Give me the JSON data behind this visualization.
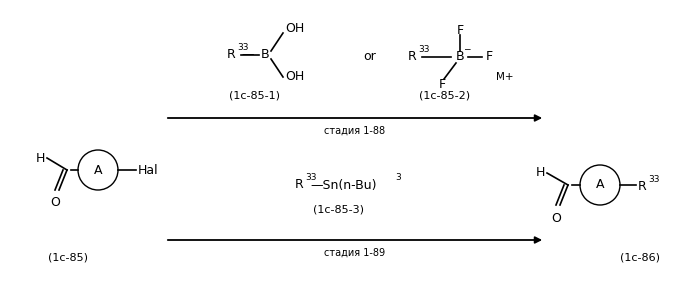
{
  "bg_color": "#ffffff",
  "text_color": "#000000",
  "figsize": [
    6.99,
    2.88
  ],
  "dpi": 100,
  "boronic_acid_code": "(1c-85-1)",
  "bf3_code": "(1c-85-2)",
  "or_text": "or",
  "arrow1_label": "стадия 1-88",
  "reactant_code": "(1c-85)",
  "stannane_code": "(1c-85-3)",
  "arrow2_label": "стадия 1-89",
  "product_code": "(1c-86)"
}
========
PROBLEM => Without including any pictures, output all the entries above exactly.

ANSWER BELOW =>
Give me the JSON data behind this visualization.
{
  "bg_color": "#ffffff",
  "text_color": "#000000",
  "figsize": [
    6.99,
    2.88
  ],
  "dpi": 100,
  "boronic_acid_code": "(1c-85-1)",
  "bf3_code": "(1c-85-2)",
  "or_text": "or",
  "arrow1_label": "стадия 1-88",
  "reactant_code": "(1c-85)",
  "stannane_code": "(1c-85-3)",
  "arrow2_label": "стадия 1-89",
  "product_code": "(1c-86)"
}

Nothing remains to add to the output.